» **EXERCISE 1**
In the Martin Gorick biography, what is the stretch from "Martin Charles William" through "1985 to 1987." when every "Gorick" is replaced with "the bishop"?
» **EXERCISE 2**
Answer these from the Martin Gorick biography:
(a) In what year did he become Archdeacon of Oxford?
(b) In which city was he born?
(c) Where did he train for ordination?

Martin Charles William Gorick (born 23 June 1962) is a British Anglican bishop, who has served since 2020 as Bishop of Dudley, the sole suffragan bishop in the Church of England Diocese of Worcester. He was previously Archdeacon of Oxford in the Diocese of Oxford from 2013.

Early life and education
Gorick was born on 23 June 1962 in Liverpool, England. From 1973 to 1980, he was educated at West Bridgford School, a comprehensive school in West Bridgford, Nottinghamshire. Gorick studied at Selwyn College, Cambridge, from 1981 to 1984, and trained for ordination at Ripon College Cuddesdon 1985 to 1987.

» **COLLECTED DATA**

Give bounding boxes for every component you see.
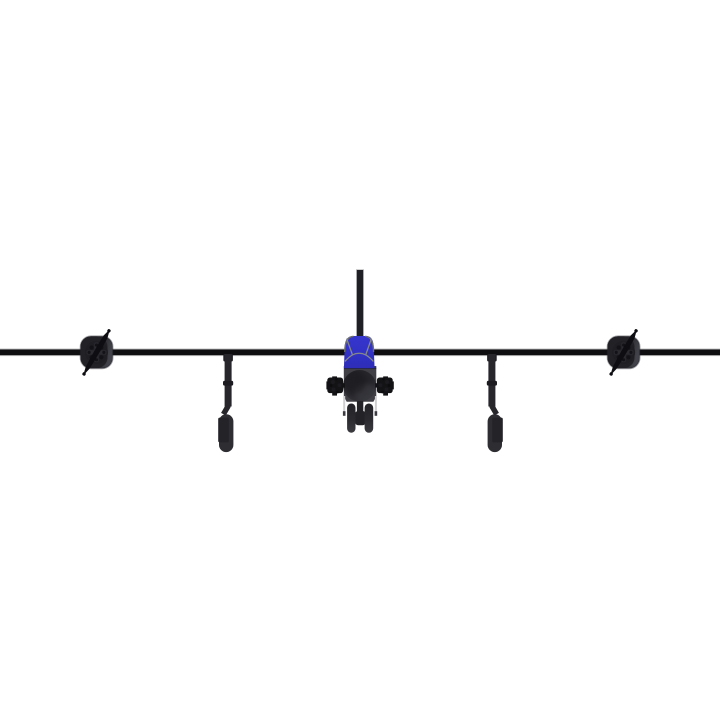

» **EXPECTED ANSWER 1**
Martin Charles William the bishop (born 23 June 1962) is a British Anglican bishop, who has served since 2020 as Bishop of Dudley, the sole suffragan bishop in the Church of England Diocese of Worcester. He was previously Archdeacon of Oxford in the Diocese of Oxford from 2013.

Early life and education
the bishop was born on 23 June 1962 in Liverpool, England. From 1973 to 1980, he was educated at West Bridgford School, a comprehensive school in West Bridgford, Nottinghamshire. the bishop studied at Selwyn College, Cambridge, from 1981 to 1984, and trained for ordination at Ripon College Cuddesdon 1985 to 1987.

» **EXPECTED ANSWER 2**
(a) 2013
(b) Liverpool, England
(c) Ripon College Cuddesdon